- [Collected data entries]
++++++++++

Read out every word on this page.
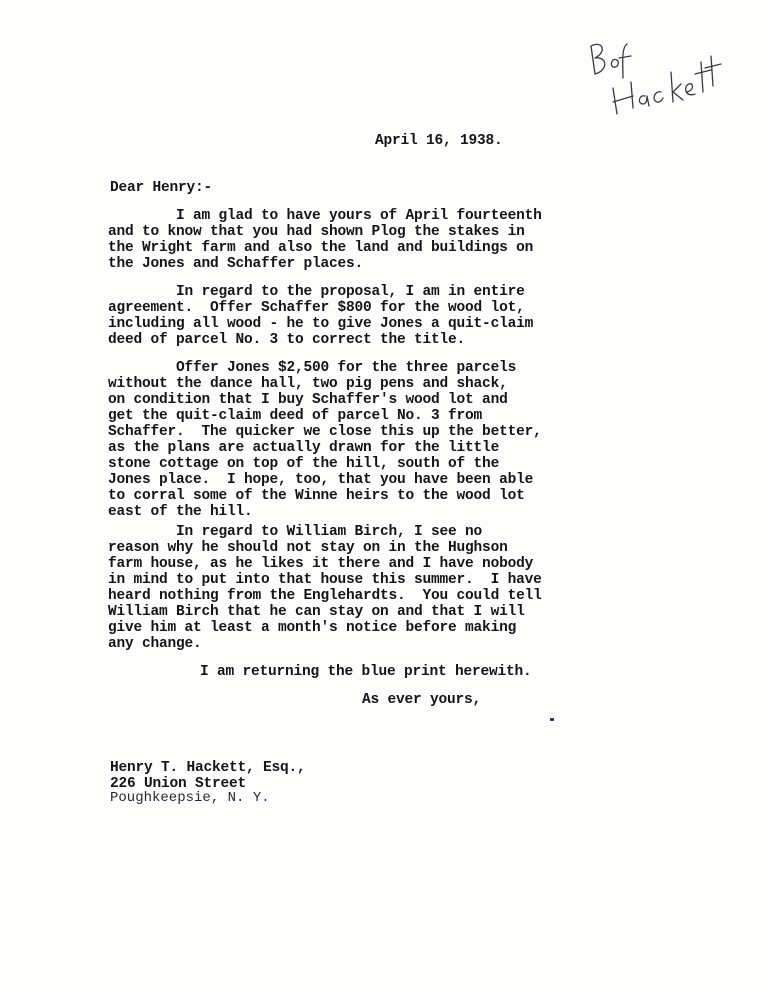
April 16, 1938.
Dear Henry:-
I am glad to have yours of April fourteenth
and to know that you had shown Plog the stakes in
the Wright farm and also the land and buildings on
the Jones and Schaffer places.
In regard to the proposal, I am in entire
agreement.  Offer Schaffer $800 for the wood lot,
including all wood - he to give Jones a quit-claim
deed of parcel No. 3 to correct the title.
Offer Jones $2,500 for the three parcels
without the dance hall, two pig pens and shack,
on condition that I buy Schaffer's wood lot and
get the quit-claim deed of parcel No. 3 from
Schaffer.  The quicker we close this up the better,
as the plans are actually drawn for the little
stone cottage on top of the hill, south of the
Jones place.  I hope, too, that you have been able
to corral some of the Winne heirs to the wood lot
east of the hill.
In regard to William Birch, I see no
reason why he should not stay on in the Hughson
farm house, as he likes it there and I have nobody
in mind to put into that house this summer.  I have
heard nothing from the Englehardts.  You could tell
William Birch that he can stay on and that I will
give him at least a month's notice before making
any change.
I am returning the blue print herewith.
As ever yours,
Henry T. Hackett, Esq.,
226 Union Street
Poughkeepsie, N. Y.
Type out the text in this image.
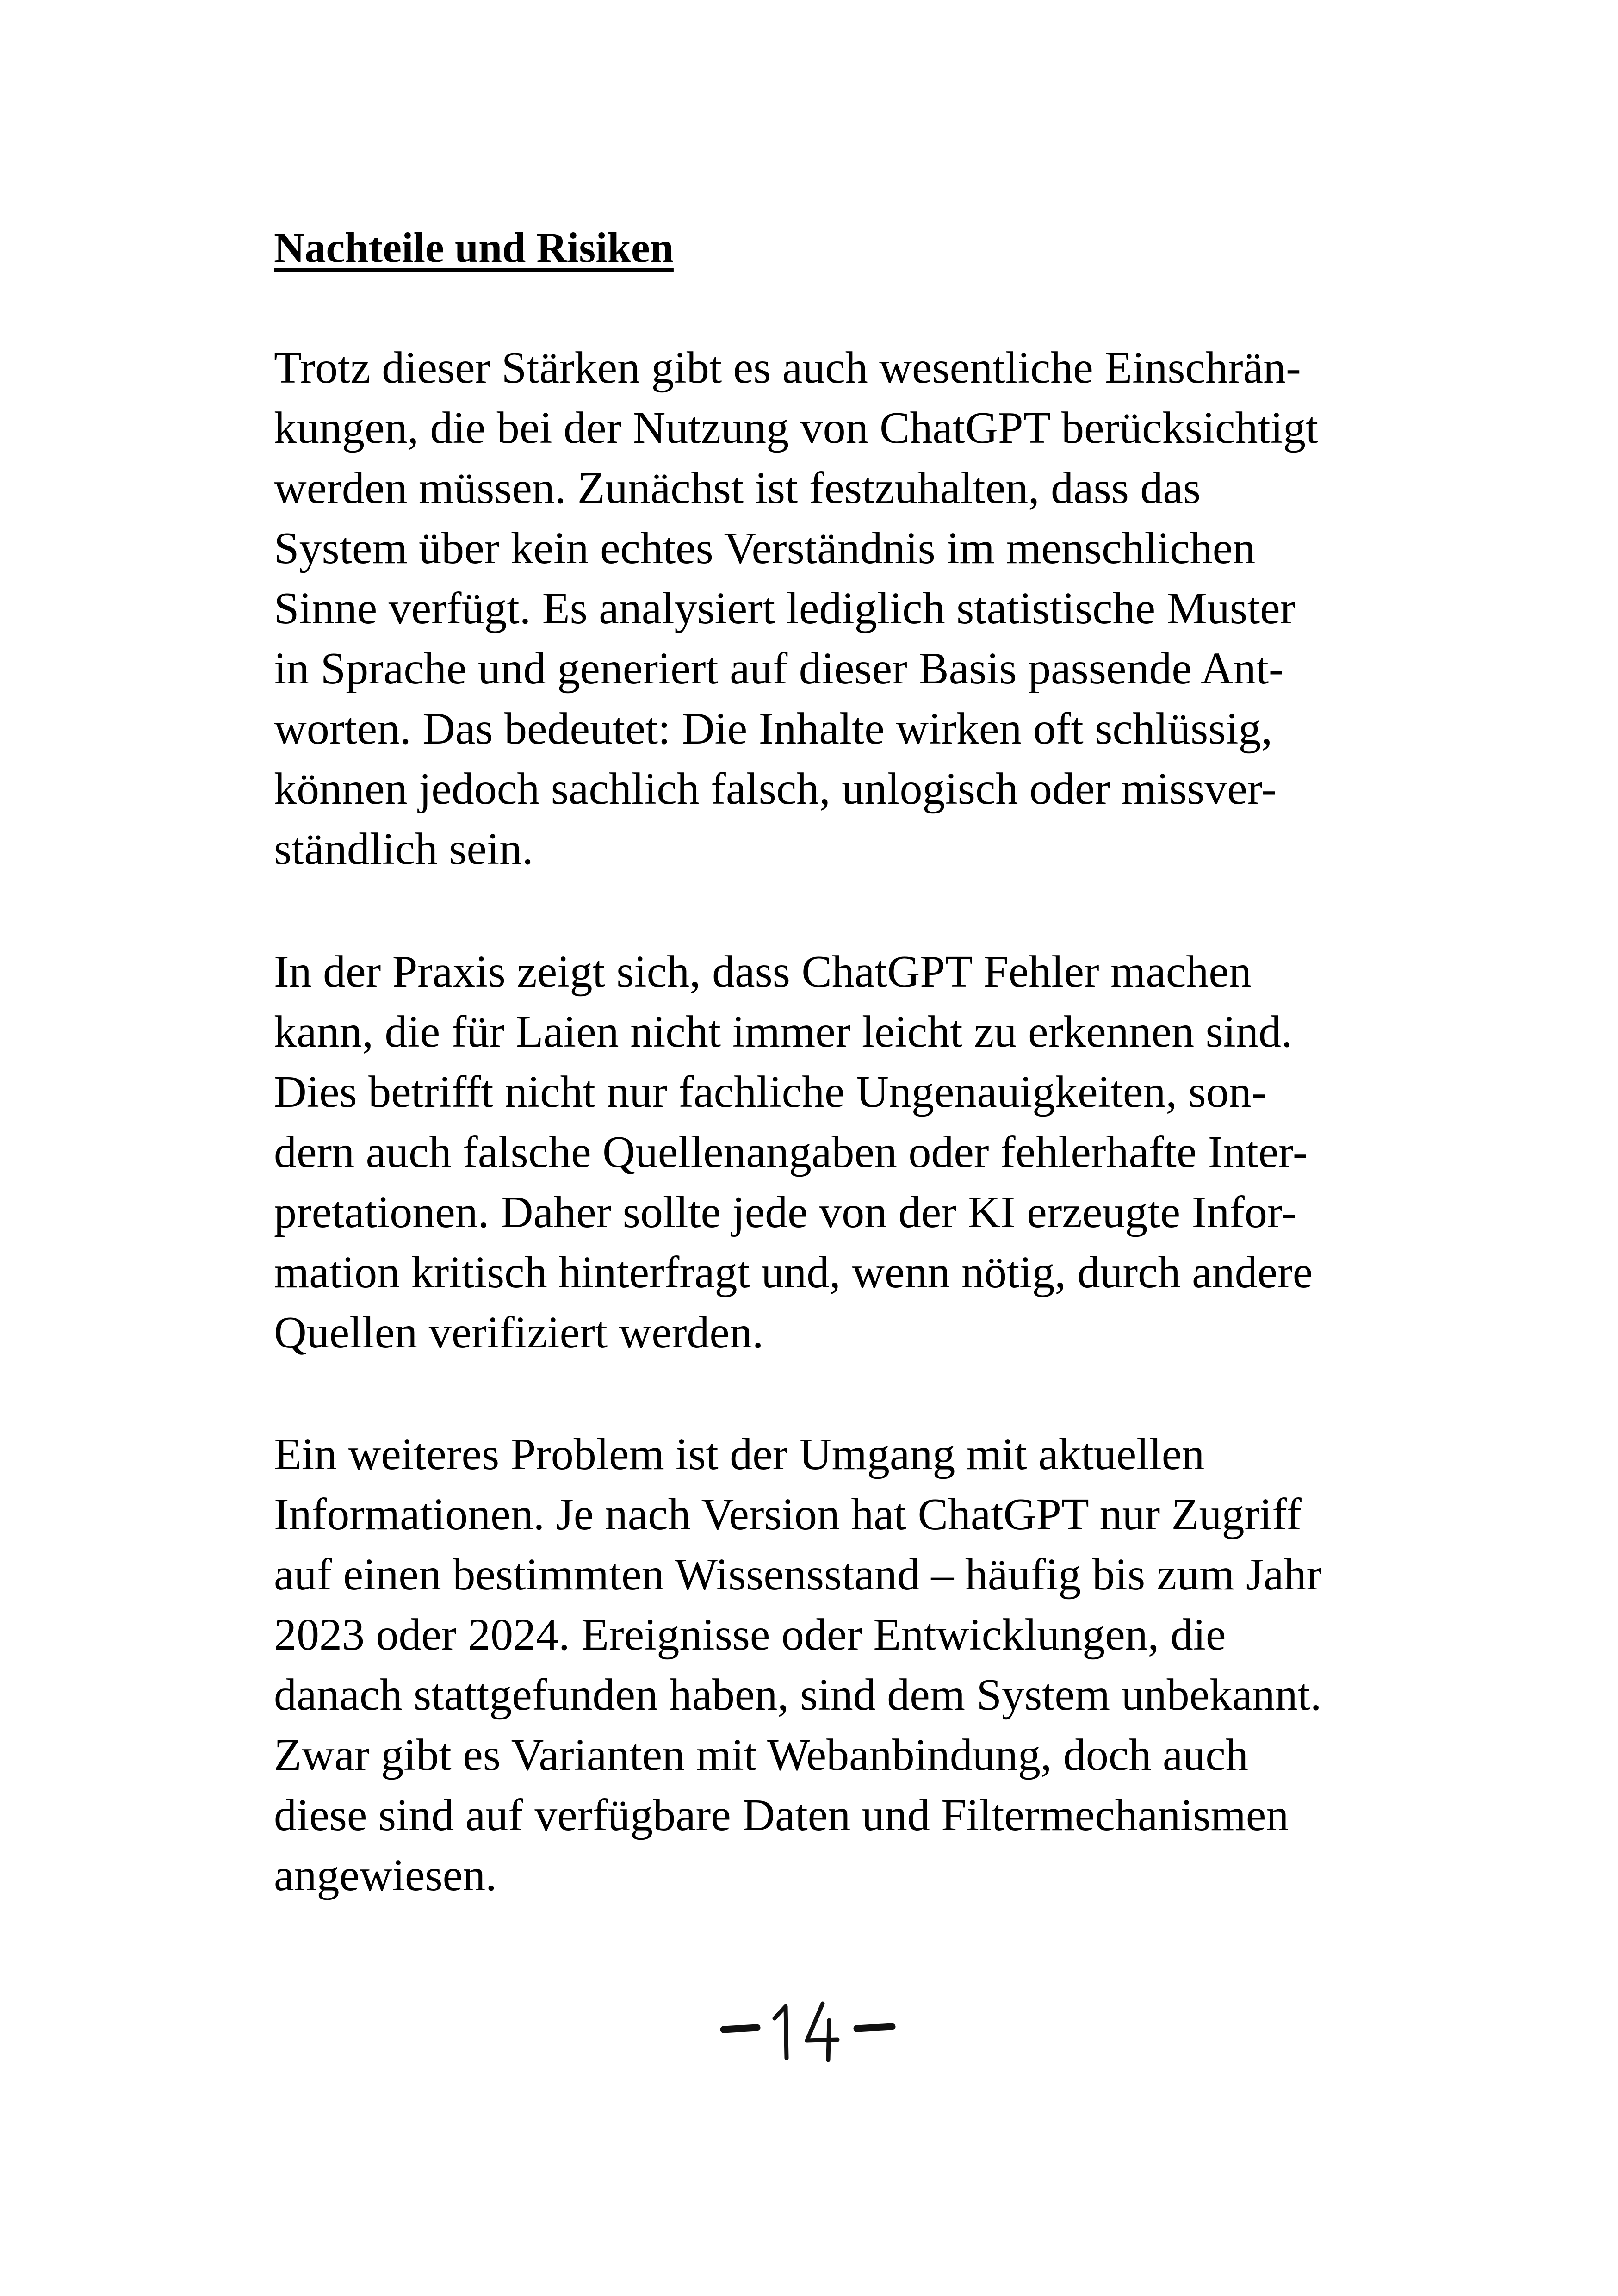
Nachteile und Risiken

Trotz dieser Stärken gibt es auch wesentliche Einschrän-
kungen, die bei der Nutzung von ChatGPT berücksichtigt
werden müssen. Zunächst ist festzuhalten, dass das
System über kein echtes Verständnis im menschlichen
Sinne verfügt. Es analysiert lediglich statistische Muster
in Sprache und generiert auf dieser Basis passende Ant-
worten. Das bedeutet: Die Inhalte wirken oft schlüssig,
können jedoch sachlich falsch, unlogisch oder missver-
ständlich sein.

In der Praxis zeigt sich, dass ChatGPT Fehler machen
kann, die für Laien nicht immer leicht zu erkennen sind.
Dies betrifft nicht nur fachliche Ungenauigkeiten, son-
dern auch falsche Quellenangaben oder fehlerhafte Inter-
pretationen. Daher sollte jede von der KI erzeugte Infor-
mation kritisch hinterfragt und, wenn nötig, durch andere
Quellen verifiziert werden.

Ein weiteres Problem ist der Umgang mit aktuellen
Informationen. Je nach Version hat ChatGPT nur Zugriff
auf einen bestimmten Wissensstand – häufig bis zum Jahr
2023 oder 2024. Ereignisse oder Entwicklungen, die
danach stattgefunden haben, sind dem System unbekannt.
Zwar gibt es Varianten mit Webanbindung, doch auch
diese sind auf verfügbare Daten und Filtermechanismen
angewiesen.
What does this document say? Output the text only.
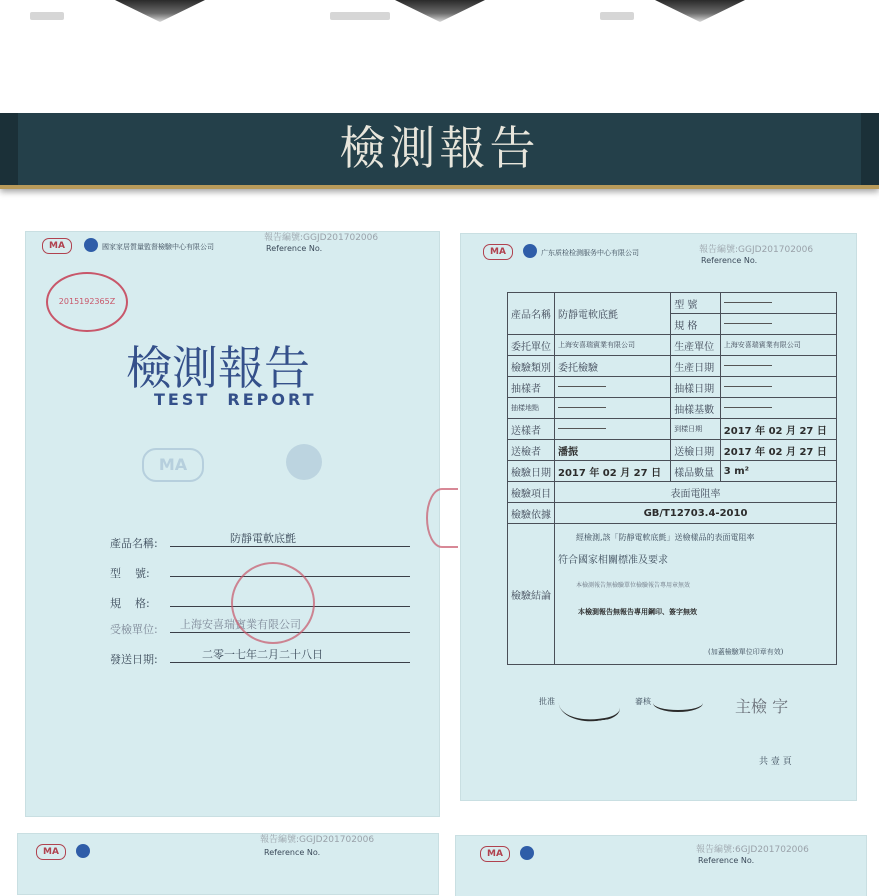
檢測報告
報告編號:GGJD201702006
MA	國家家居質量監督檢驗中心有限公司	Reference No.
2015192365Z
檢測報告
TEST  REPORT
MA
產品名稱:	防靜電軟底氈
型    號:
規    格:
受檢單位: 上海安喜瑞賓業有限公司
發送日期:	二零一七年二月二十八日
報告編號:GGJD201702006
MA	广东质检检测服务中心有限公司
Reference No.
產品名稱	防靜電軟底氈	型 號	
		規 格	
委托單位	上海安喜瑞賓業有限公司	生產單位	上海安喜瑞賓業有限公司
檢驗類別	委托檢驗	生產日期	
抽樣者		抽樣日期	
抽樣地點		抽樣基數	
送樣者		到樣日期	2017 年 02 月 27 日
送檢者	潘振	送檢日期	2017 年 02 月 27 日
檢驗日期	2017 年 02 月 27 日	樣品數量	3 m²
檢驗項目	表面電阻率		
檢驗依據	GB/T12703.4-2010		
檢驗結論	經檢測,該「防靜電軟底氈」送檢樣品的表面電阻率
符合國家相關標准及要求
本檢測報告無檢驗單位檢驗報告專用章無效
本檢測報告無報告專用鋼印、簽字無效
(加蓋檢驗單位印章有效)		
批准	審核	主檢 字
共 壹 頁
MA
報告編號:GGJD201702006
Reference No.	MA	報告編號:6GJD201702006
Reference No.
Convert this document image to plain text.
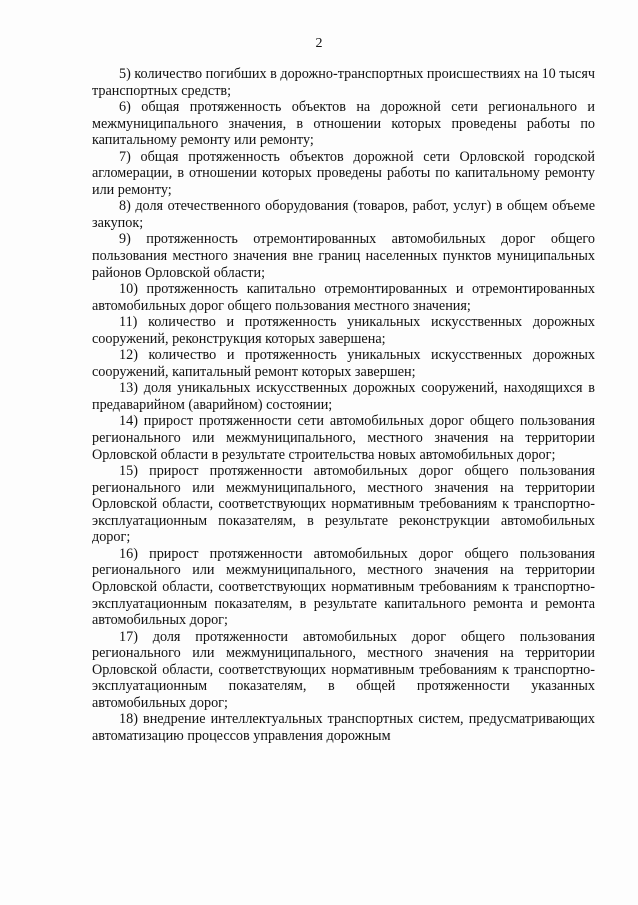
2

5) количество погибших в дорожно-транспортных происшествиях на 10 тысяч транспортных средств;

6) общая протяженность объектов на дорожной сети регионального и межмуниципального значения, в отношении которых проведены работы по капитальному ремонту или ремонту;

7) общая протяженность объектов дорожной сети Орловской городской агломерации, в отношении которых проведены работы по капитальному ремонту или ремонту;

8) доля отечественного оборудования (товаров, работ, услуг) в общем объеме закупок;

9) протяженность отремонтированных автомобильных дорог общего пользования местного значения вне границ населенных пунктов муниципальных районов Орловской области;

10) протяженность капитально отремонтированных и отремонтированных автомобильных дорог общего пользования местного значения;

11) количество и протяженность уникальных искусственных дорожных сооружений, реконструкция которых завершена;

12) количество и протяженность уникальных искусственных дорожных сооружений, капитальный ремонт которых завершен;

13) доля уникальных искусственных дорожных сооружений, находящихся в предаварийном (аварийном) состоянии;

14) прирост протяженности сети автомобильных дорог общего пользования регионального или межмуниципального, местного значения на территории Орловской области в результате строительства новых автомобильных дорог;

15) прирост протяженности автомобильных дорог общего пользования регионального или межмуниципального, местного значения на территории Орловской области, соответствующих нормативным требованиям к транспортно-эксплуатационным показателям, в результате реконструкции автомобильных дорог;

16) прирост протяженности автомобильных дорог общего пользования регионального или межмуниципального, местного значения на территории Орловской области, соответствующих нормативным требованиям к транспортно-эксплуатационным показателям, в результате капитального ремонта и ремонта автомобильных дорог;

17) доля протяженности автомобильных дорог общего пользования регионального или межмуниципального, местного значения на территории Орловской области, соответствующих нормативным требованиям к транспортно-эксплуатационным показателям, в общей протяженности указанных автомобильных дорог;

18) внедрение интеллектуальных транспортных систем, предусматривающих автоматизацию процессов управления дорожным
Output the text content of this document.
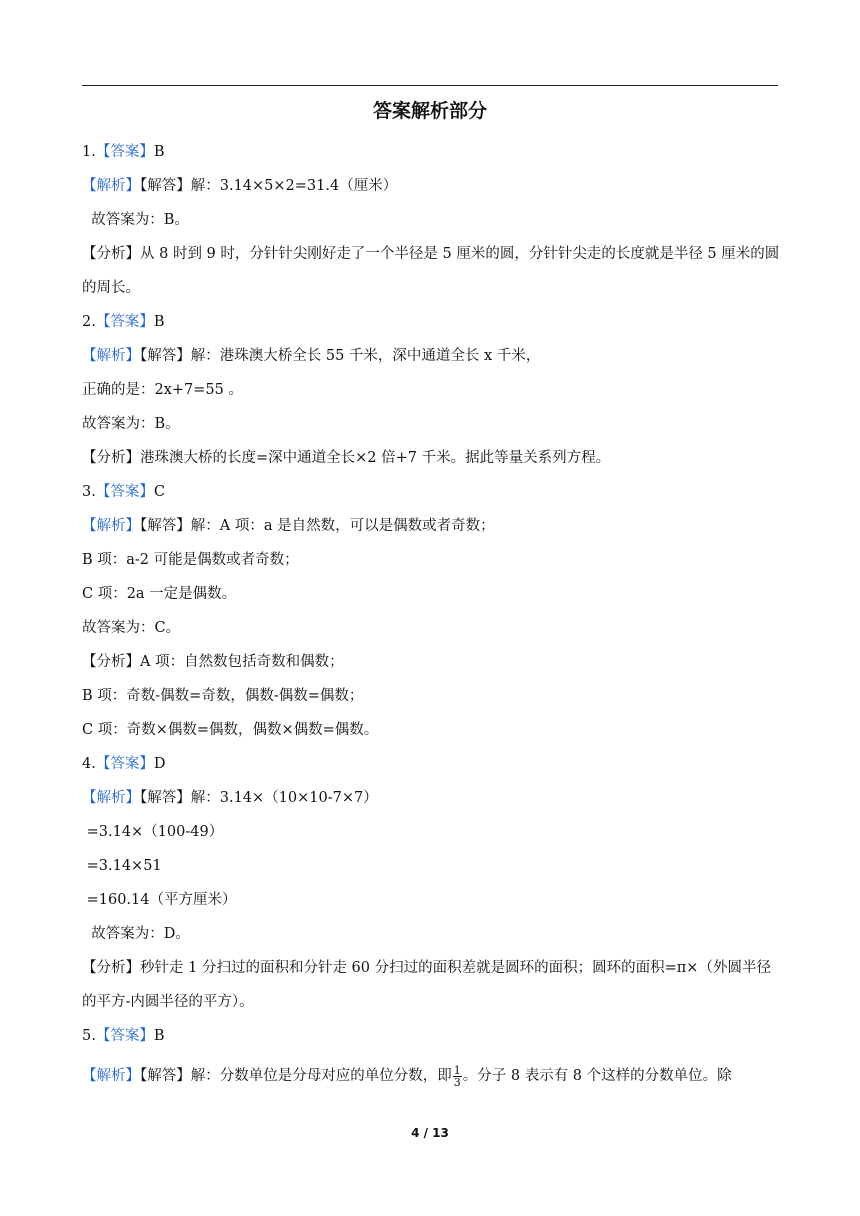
答案解析部分
1.【答案】B
【解析】【解答】解：3.14×5×2=31.4（厘米）
故答案为：B。
【分析】从 8 时到 9 时，分针针尖刚好走了一个半径是 5 厘米的圆，分针针尖走的长度就是半径 5 厘米的圆的周长。
2.【答案】B
【解析】【解答】解：港珠澳大桥全长 55 千米，深中通道全长 x 千米，
正确的是：2x+7=55 。
故答案为：B。
【分析】港珠澳大桥的长度=深中通道全长×2 倍+7 千米。据此等量关系列方程。
3.【答案】C
【解析】【解答】解：A 项：a 是自然数，可以是偶数或者奇数；
B 项：a-2 可能是偶数或者奇数；
C 项：2a 一定是偶数。
故答案为：C。
【分析】A 项：自然数包括奇数和偶数；
B 项：奇数-偶数=奇数，偶数-偶数=偶数；
C 项：奇数×偶数=偶数，偶数×偶数=偶数。
4.【答案】D
【解析】【解答】解：3.14×（10×10-7×7）
=3.14×（100-49）
=3.14×51
=160.14（平方厘米）
故答案为：D。
【分析】秒针走 1 分扫过的面积和分针走 60 分扫过的面积差就是圆环的面积；圆环的面积=π×（外圆半径的平方-内圆半径的平方）。
5.【答案】B
【解析】【解答】解：分数单位是分母对应的单位分数，即 $\frac{1}{3}$ 。分子 8 表示有 8 个这样的分数单位。除
4 / 13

++++++++++

- [INSTRUCTION] Go through the records and pull out each line that includes the word "William".

- [RESPONSE]
In regard to William Birch, I see no
William Birch that he can stay on and that I will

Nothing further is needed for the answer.